┏━━
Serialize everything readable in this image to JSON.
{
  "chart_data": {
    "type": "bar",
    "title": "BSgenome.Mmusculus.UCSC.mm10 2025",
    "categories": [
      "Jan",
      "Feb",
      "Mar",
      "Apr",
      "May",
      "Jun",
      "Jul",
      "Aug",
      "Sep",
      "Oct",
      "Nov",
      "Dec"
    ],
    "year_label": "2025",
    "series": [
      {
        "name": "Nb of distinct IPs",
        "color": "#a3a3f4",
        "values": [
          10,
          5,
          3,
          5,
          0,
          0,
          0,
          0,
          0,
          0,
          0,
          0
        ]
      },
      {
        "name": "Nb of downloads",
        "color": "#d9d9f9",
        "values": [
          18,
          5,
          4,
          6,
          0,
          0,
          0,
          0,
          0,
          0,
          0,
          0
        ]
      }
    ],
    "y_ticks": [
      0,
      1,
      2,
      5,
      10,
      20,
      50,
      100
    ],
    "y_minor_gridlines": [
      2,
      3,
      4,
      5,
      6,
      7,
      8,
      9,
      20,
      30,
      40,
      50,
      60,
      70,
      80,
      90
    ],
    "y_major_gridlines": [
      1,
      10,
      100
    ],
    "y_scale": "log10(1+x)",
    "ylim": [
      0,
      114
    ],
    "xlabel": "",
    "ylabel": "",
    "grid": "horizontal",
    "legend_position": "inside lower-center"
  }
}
┗━━
Exercise aim » The data above should be copied exactly, with no line omitted.

The completed task »
Serialize everything readable in this image to JSON.
{
  "chart_data": {
    "type": "bar",
    "title": "BSgenome.Mmusculus.UCSC.mm10 2025",
    "categories": [
      "Jan",
      "Feb",
      "Mar",
      "Apr",
      "May",
      "Jun",
      "Jul",
      "Aug",
      "Sep",
      "Oct",
      "Nov",
      "Dec"
    ],
    "year_label": "2025",
    "series": [
      {
        "name": "Nb of distinct IPs",
        "color": "#a3a3f4",
        "values": [
          10,
          5,
          3,
          5,
          0,
          0,
          0,
          0,
          0,
          0,
          0,
          0
        ]
      },
      {
        "name": "Nb of downloads",
        "color": "#d9d9f9",
        "values": [
          18,
          5,
          4,
          6,
          0,
          0,
          0,
          0,
          0,
          0,
          0,
          0
        ]
      }
    ],
    "y_ticks": [
      0,
      1,
      2,
      5,
      10,
      20,
      50,
      100
    ],
    "y_minor_gridlines": [
      2,
      3,
      4,
      5,
      6,
      7,
      8,
      9,
      20,
      30,
      40,
      50,
      60,
      70,
      80,
      90
    ],
    "y_major_gridlines": [
      1,
      10,
      100
    ],
    "y_scale": "log10(1+x)",
    "ylim": [
      0,
      114
    ],
    "xlabel": "",
    "ylabel": "",
    "grid": "horizontal",
    "legend_position": "inside lower-center"
  }
}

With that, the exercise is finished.